▶ [Excerpted records]:
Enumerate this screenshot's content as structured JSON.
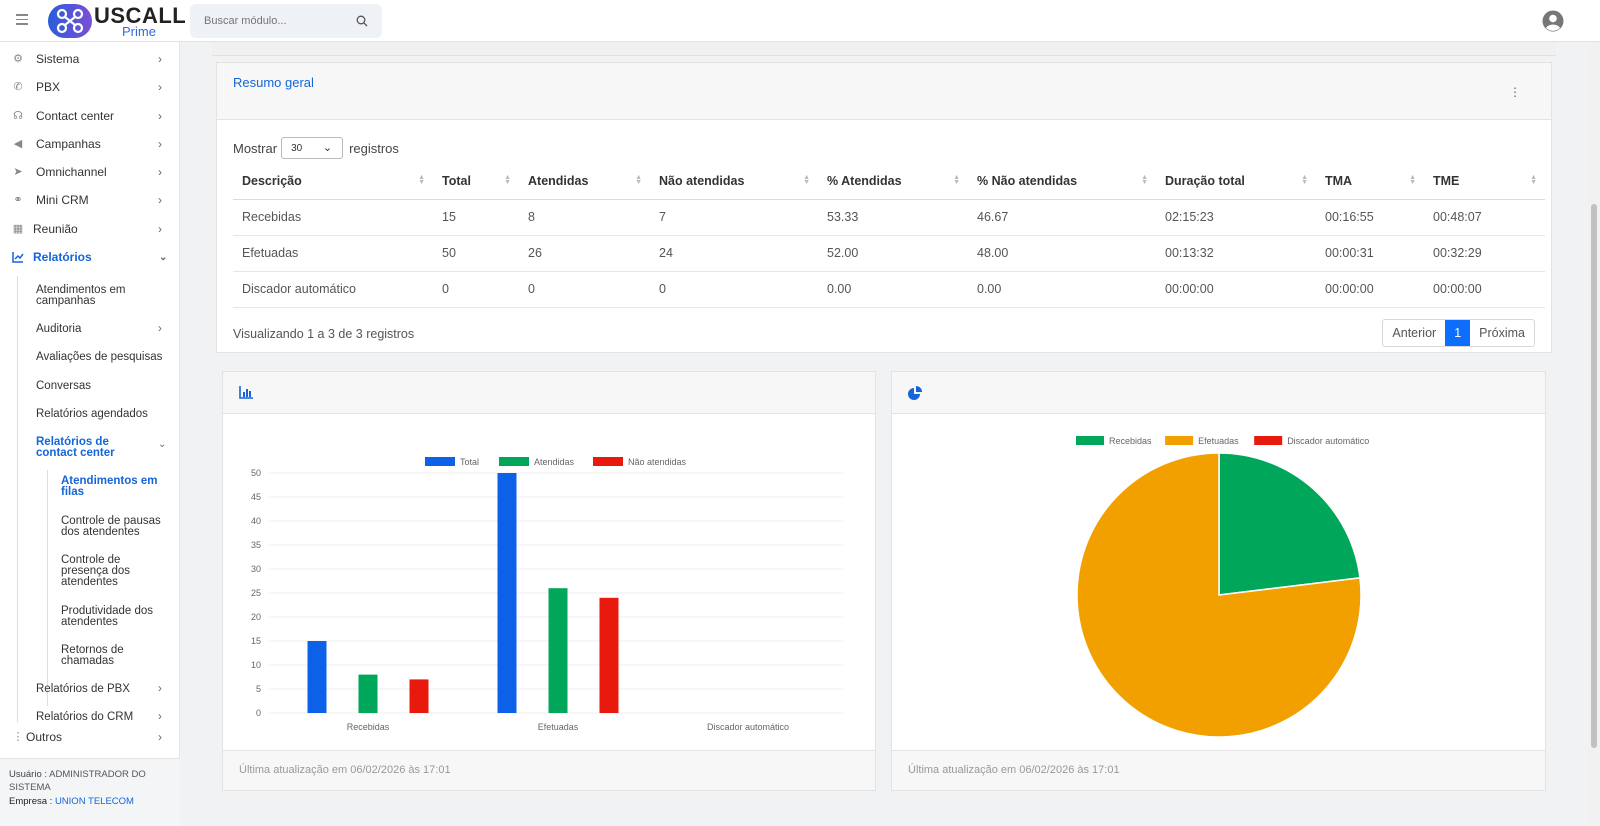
{
  "header": {
    "logo_main": "USCALL",
    "logo_sub": "Prime",
    "search_placeholder": "Buscar módulo..."
  },
  "sidebar": {
    "items": [
      {
        "label": "Sistema",
        "icon": "gears-icon"
      },
      {
        "label": "PBX",
        "icon": "phone-icon"
      },
      {
        "label": "Contact center",
        "icon": "headset-icon"
      },
      {
        "label": "Campanhas",
        "icon": "megaphone-icon"
      },
      {
        "label": "Omnichannel",
        "icon": "paper-plane-icon"
      },
      {
        "label": "Mini CRM",
        "icon": "handshake-icon"
      },
      {
        "label": "Reunião",
        "icon": "calendar-icon"
      },
      {
        "label": "Relatórios",
        "icon": "chart-line-icon"
      }
    ],
    "relatorios_sub": [
      "Atendimentos em campanhas",
      "Auditoria",
      "Avaliações de pesquisas",
      "Conversas",
      "Relatórios agendados",
      "Relatórios de contact center",
      "Relatórios de PBX",
      "Relatórios do CRM"
    ],
    "contact_center_sub": [
      "Atendimentos em filas",
      "Controle de pausas dos atendentes",
      "Controle de presença dos atendentes",
      "Produtividade dos atendentes",
      "Retornos de chamadas"
    ],
    "outros": "Outros",
    "user_label": "Usuário :",
    "user_name": "ADMINISTRADOR DO SISTEMA",
    "company_label": "Empresa :",
    "company_name": "UNION TELECOM"
  },
  "summary": {
    "title": "Resumo geral",
    "show_label": "Mostrar",
    "show_value": "30",
    "records_label": "registros",
    "columns": [
      "Descrição",
      "Total",
      "Atendidas",
      "Não atendidas",
      "% Atendidas",
      "% Não atendidas",
      "Duração total",
      "TMA",
      "TME"
    ],
    "rows": [
      [
        "Recebidas",
        "15",
        "8",
        "7",
        "53.33",
        "46.67",
        "02:15:23",
        "00:16:55",
        "00:48:07"
      ],
      [
        "Efetuadas",
        "50",
        "26",
        "24",
        "52.00",
        "48.00",
        "00:13:32",
        "00:00:31",
        "00:32:29"
      ],
      [
        "Discador automático",
        "0",
        "0",
        "0",
        "0.00",
        "0.00",
        "00:00:00",
        "00:00:00",
        "00:00:00"
      ]
    ],
    "info": "Visualizando 1 a 3 de 3 registros",
    "pager_prev": "Anterior",
    "pager_current": "1",
    "pager_next": "Próxima"
  },
  "colors": {
    "accent": "#1565d8",
    "total": "#0d60e8",
    "atendidas": "#00a65a",
    "nao_atendidas": "#e8190d",
    "efetuadas": "#f2a000"
  },
  "footer_text": "Última atualização em 06/02/2026 às 17:01",
  "chart_data": [
    {
      "type": "bar",
      "categories": [
        "Recebidas",
        "Efetuadas",
        "Discador automático"
      ],
      "series": [
        {
          "name": "Total",
          "values": [
            15,
            50,
            0
          ]
        },
        {
          "name": "Atendidas",
          "values": [
            8,
            26,
            0
          ]
        },
        {
          "name": "Não atendidas",
          "values": [
            7,
            24,
            0
          ]
        }
      ],
      "ylim": [
        0,
        50
      ],
      "yticks": [
        0,
        5,
        10,
        15,
        20,
        25,
        30,
        35,
        40,
        45,
        50
      ],
      "legend": "top",
      "grid": true
    },
    {
      "type": "pie",
      "labels": [
        "Recebidas",
        "Efetuadas",
        "Discador automático"
      ],
      "values": [
        15,
        50,
        0
      ],
      "legend": "top"
    }
  ]
}
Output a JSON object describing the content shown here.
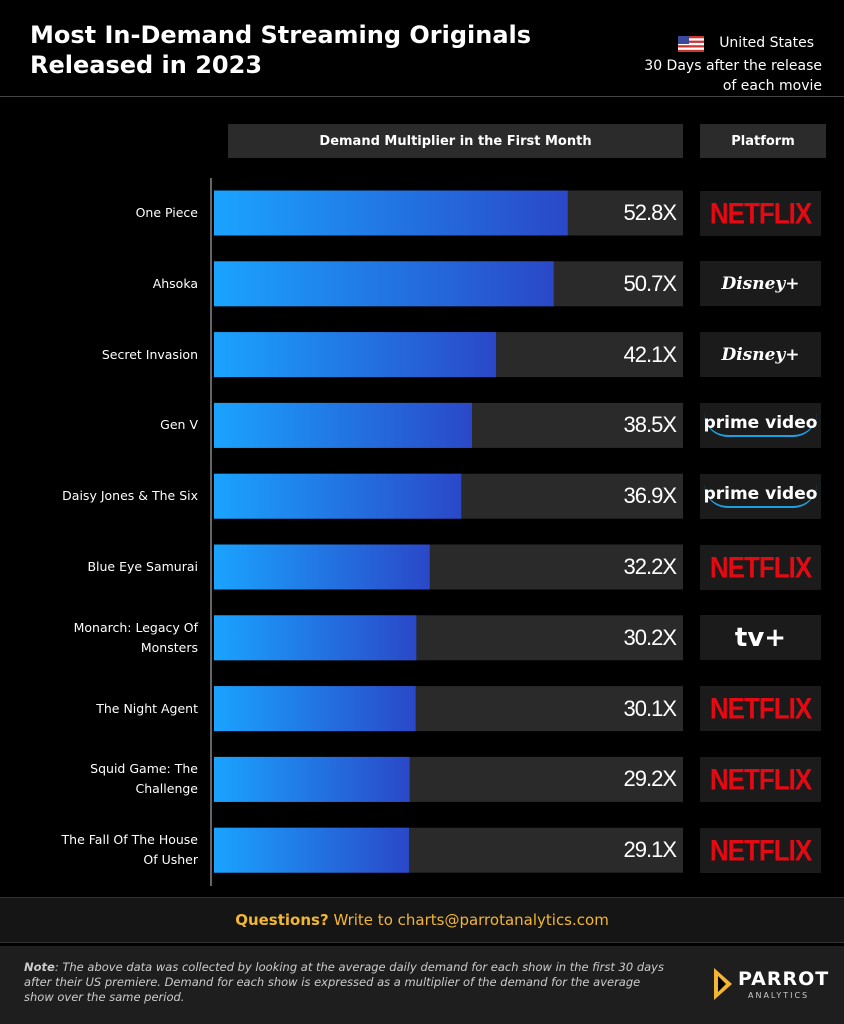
{
  "header": {
    "title": "Most In-Demand Streaming Originals Released in 2023",
    "region": "United States",
    "subtitle": "30 Days after the release of each movie"
  },
  "chart_data": {
    "type": "bar",
    "orientation": "horizontal",
    "value_title": "Demand Multiplier in the First Month",
    "platform_title": "Platform",
    "categories": [
      "One Piece",
      "Ahsoka",
      "Secret Invasion",
      "Gen V",
      "Daisy Jones & The Six",
      "Blue Eye Samurai",
      "Monarch: Legacy Of Monsters",
      "The Night Agent",
      "Squid Game: The Challenge",
      "The Fall Of The House Of Usher"
    ],
    "values": [
      52.8,
      50.7,
      42.1,
      38.5,
      36.9,
      32.2,
      30.2,
      30.1,
      29.2,
      29.1
    ],
    "value_labels": [
      "52.8X",
      "50.7X",
      "42.1X",
      "38.5X",
      "36.9X",
      "32.2X",
      "30.2X",
      "30.1X",
      "29.2X",
      "29.1X"
    ],
    "platforms": [
      "NETFLIX",
      "Disney+",
      "Disney+",
      "prime video",
      "prime video",
      "NETFLIX",
      "tv+",
      "NETFLIX",
      "NETFLIX",
      "NETFLIX"
    ],
    "xlim": [
      0,
      70
    ],
    "color": "#1aa3ff"
  },
  "footer": {
    "question": "Questions?",
    "contact": "Write to charts@parrotanalytics.com",
    "note_label": "Note",
    "note": ": The above data was collected by looking at the average daily demand for each show in the first 30 days after their US premiere. Demand for each show is expressed as a multiplier of the demand for the average show over the same period.",
    "logo": "PARROT",
    "logo_sub": "ANALYTICS"
  }
}
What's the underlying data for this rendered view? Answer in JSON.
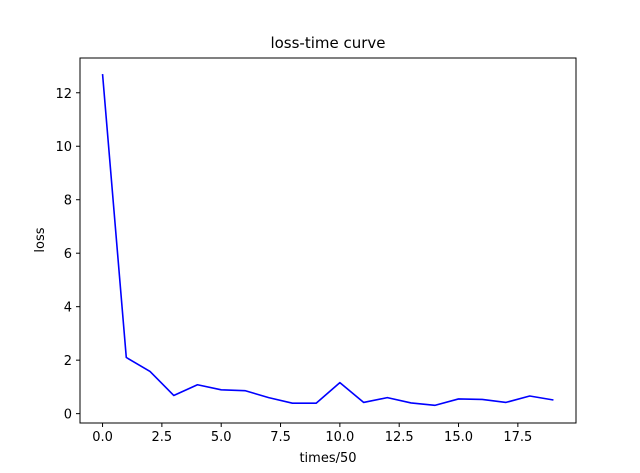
{
  "chart_data": {
    "type": "line",
    "title": "loss-time curve",
    "xlabel": "times/50",
    "ylabel": "loss",
    "xlim": [
      -0.95,
      19.95
    ],
    "ylim": [
      -0.35,
      13.3
    ],
    "x_ticks": [
      0.0,
      2.5,
      5.0,
      7.5,
      10.0,
      12.5,
      15.0,
      17.5
    ],
    "x_tick_labels": [
      "0.0",
      "2.5",
      "5.0",
      "7.5",
      "10.0",
      "12.5",
      "15.0",
      "17.5"
    ],
    "y_ticks": [
      0,
      2,
      4,
      6,
      8,
      10,
      12
    ],
    "y_tick_labels": [
      "0",
      "2",
      "4",
      "6",
      "8",
      "10",
      "12"
    ],
    "grid": false,
    "legend": "none",
    "series": [
      {
        "color": "#0000ff",
        "x": [
          0,
          1,
          2,
          3,
          4,
          5,
          6,
          7,
          8,
          9,
          10,
          11,
          12,
          13,
          14,
          15,
          16,
          17,
          18,
          19
        ],
        "y": [
          12.7,
          2.1,
          1.58,
          0.68,
          1.08,
          0.89,
          0.86,
          0.6,
          0.39,
          0.39,
          1.16,
          0.42,
          0.6,
          0.4,
          0.31,
          0.55,
          0.53,
          0.42,
          0.66,
          0.51
        ]
      }
    ]
  }
}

▶ [Exercise brief]: Copy every record above exactly, leaving out the pictures.

▶ [Reply]:
Enumerate this screenshot's content as structured JSON.
{
  "header": {
    "logo_main": "USCALL",
    "logo_sub": "Prime",
    "search_placeholder": "Buscar módulo..."
  },
  "sidebar": {
    "items": [
      {
        "label": "Sistema",
        "icon": "gears-icon"
      },
      {
        "label": "PBX",
        "icon": "phone-icon"
      },
      {
        "label": "Contact center",
        "icon": "headset-icon"
      },
      {
        "label": "Campanhas",
        "icon": "megaphone-icon"
      },
      {
        "label": "Omnichannel",
        "icon": "paper-plane-icon"
      },
      {
        "label": "Mini CRM",
        "icon": "handshake-icon"
      },
      {
        "label": "Reunião",
        "icon": "calendar-icon"
      },
      {
        "label": "Relatórios",
        "icon": "chart-line-icon"
      }
    ],
    "relatorios_sub": [
      "Atendimentos em campanhas",
      "Auditoria",
      "Avaliações de pesquisas",
      "Conversas",
      "Relatórios agendados",
      "Relatórios de contact center",
      "Relatórios de PBX",
      "Relatórios do CRM"
    ],
    "contact_center_sub": [
      "Atendimentos em filas",
      "Controle de pausas dos atendentes",
      "Controle de presença dos atendentes",
      "Produtividade dos atendentes",
      "Retornos de chamadas"
    ],
    "outros": "Outros",
    "user_label": "Usuário :",
    "user_name": "ADMINISTRADOR DO SISTEMA",
    "company_label": "Empresa :",
    "company_name": "UNION TELECOM"
  },
  "summary": {
    "title": "Resumo geral",
    "show_label": "Mostrar",
    "show_value": "30",
    "records_label": "registros",
    "columns": [
      "Descrição",
      "Total",
      "Atendidas",
      "Não atendidas",
      "% Atendidas",
      "% Não atendidas",
      "Duração total",
      "TMA",
      "TME"
    ],
    "rows": [
      [
        "Recebidas",
        "15",
        "8",
        "7",
        "53.33",
        "46.67",
        "02:15:23",
        "00:16:55",
        "00:48:07"
      ],
      [
        "Efetuadas",
        "50",
        "26",
        "24",
        "52.00",
        "48.00",
        "00:13:32",
        "00:00:31",
        "00:32:29"
      ],
      [
        "Discador automático",
        "0",
        "0",
        "0",
        "0.00",
        "0.00",
        "00:00:00",
        "00:00:00",
        "00:00:00"
      ]
    ],
    "info": "Visualizando 1 a 3 de 3 registros",
    "pager_prev": "Anterior",
    "pager_current": "1",
    "pager_next": "Próxima"
  },
  "colors": {
    "accent": "#1565d8",
    "total": "#0d60e8",
    "atendidas": "#00a65a",
    "nao_atendidas": "#e8190d",
    "efetuadas": "#f2a000"
  },
  "footer_text": "Última atualização em 06/02/2026 às 17:01",
  "chart_data": [
    {
      "type": "bar",
      "categories": [
        "Recebidas",
        "Efetuadas",
        "Discador automático"
      ],
      "series": [
        {
          "name": "Total",
          "values": [
            15,
            50,
            0
          ]
        },
        {
          "name": "Atendidas",
          "values": [
            8,
            26,
            0
          ]
        },
        {
          "name": "Não atendidas",
          "values": [
            7,
            24,
            0
          ]
        }
      ],
      "ylim": [
        0,
        50
      ],
      "yticks": [
        0,
        5,
        10,
        15,
        20,
        25,
        30,
        35,
        40,
        45,
        50
      ],
      "legend": "top",
      "grid": true
    },
    {
      "type": "pie",
      "labels": [
        "Recebidas",
        "Efetuadas",
        "Discador automático"
      ],
      "values": [
        15,
        50,
        0
      ],
      "legend": "top"
    }
  ]
}
Output a JSON object describing the content shown here.
{
  "header": {
    "title": "Most In-Demand Streaming Originals Released in 2023",
    "region": "United States",
    "subtitle": "30 Days after the release of each movie"
  },
  "chart_data": {
    "type": "bar",
    "orientation": "horizontal",
    "value_title": "Demand Multiplier in the First Month",
    "platform_title": "Platform",
    "categories": [
      "One Piece",
      "Ahsoka",
      "Secret Invasion",
      "Gen V",
      "Daisy Jones & The Six",
      "Blue Eye Samurai",
      "Monarch: Legacy Of Monsters",
      "The Night Agent",
      "Squid Game: The Challenge",
      "The Fall Of The House Of Usher"
    ],
    "values": [
      52.8,
      50.7,
      42.1,
      38.5,
      36.9,
      32.2,
      30.2,
      30.1,
      29.2,
      29.1
    ],
    "value_labels": [
      "52.8X",
      "50.7X",
      "42.1X",
      "38.5X",
      "36.9X",
      "32.2X",
      "30.2X",
      "30.1X",
      "29.2X",
      "29.1X"
    ],
    "platforms": [
      "NETFLIX",
      "Disney+",
      "Disney+",
      "prime video",
      "prime video",
      "NETFLIX",
      "tv+",
      "NETFLIX",
      "NETFLIX",
      "NETFLIX"
    ],
    "xlim": [
      0,
      70
    ],
    "color": "#1aa3ff"
  },
  "footer": {
    "question": "Questions?",
    "contact": "Write to charts@parrotanalytics.com",
    "note_label": "Note",
    "note": ": The above data was collected by looking at the average daily demand for each show in the first 30 days after their US premiere. Demand for each show is expressed as a multiplier of the demand for the average show over the same period.",
    "logo": "PARROT",
    "logo_sub": "ANALYTICS"
  }
}
What's the underlying data for this rendered view? Answer in JSON.
{
  "chart_data": {
    "type": "line",
    "title": "loss-time curve",
    "xlabel": "times/50",
    "ylabel": "loss",
    "xlim": [
      -0.95,
      19.95
    ],
    "ylim": [
      -0.35,
      13.3
    ],
    "x_ticks": [
      0.0,
      2.5,
      5.0,
      7.5,
      10.0,
      12.5,
      15.0,
      17.5
    ],
    "x_tick_labels": [
      "0.0",
      "2.5",
      "5.0",
      "7.5",
      "10.0",
      "12.5",
      "15.0",
      "17.5"
    ],
    "y_ticks": [
      0,
      2,
      4,
      6,
      8,
      10,
      12
    ],
    "y_tick_labels": [
      "0",
      "2",
      "4",
      "6",
      "8",
      "10",
      "12"
    ],
    "grid": false,
    "legend": "none",
    "series": [
      {
        "color": "#0000ff",
        "x": [
          0,
          1,
          2,
          3,
          4,
          5,
          6,
          7,
          8,
          9,
          10,
          11,
          12,
          13,
          14,
          15,
          16,
          17,
          18,
          19
        ],
        "y": [
          12.7,
          2.1,
          1.58,
          0.68,
          1.08,
          0.89,
          0.86,
          0.6,
          0.39,
          0.39,
          1.16,
          0.42,
          0.6,
          0.4,
          0.31,
          0.55,
          0.53,
          0.42,
          0.66,
          0.51
        ]
      }
    ]
  }
}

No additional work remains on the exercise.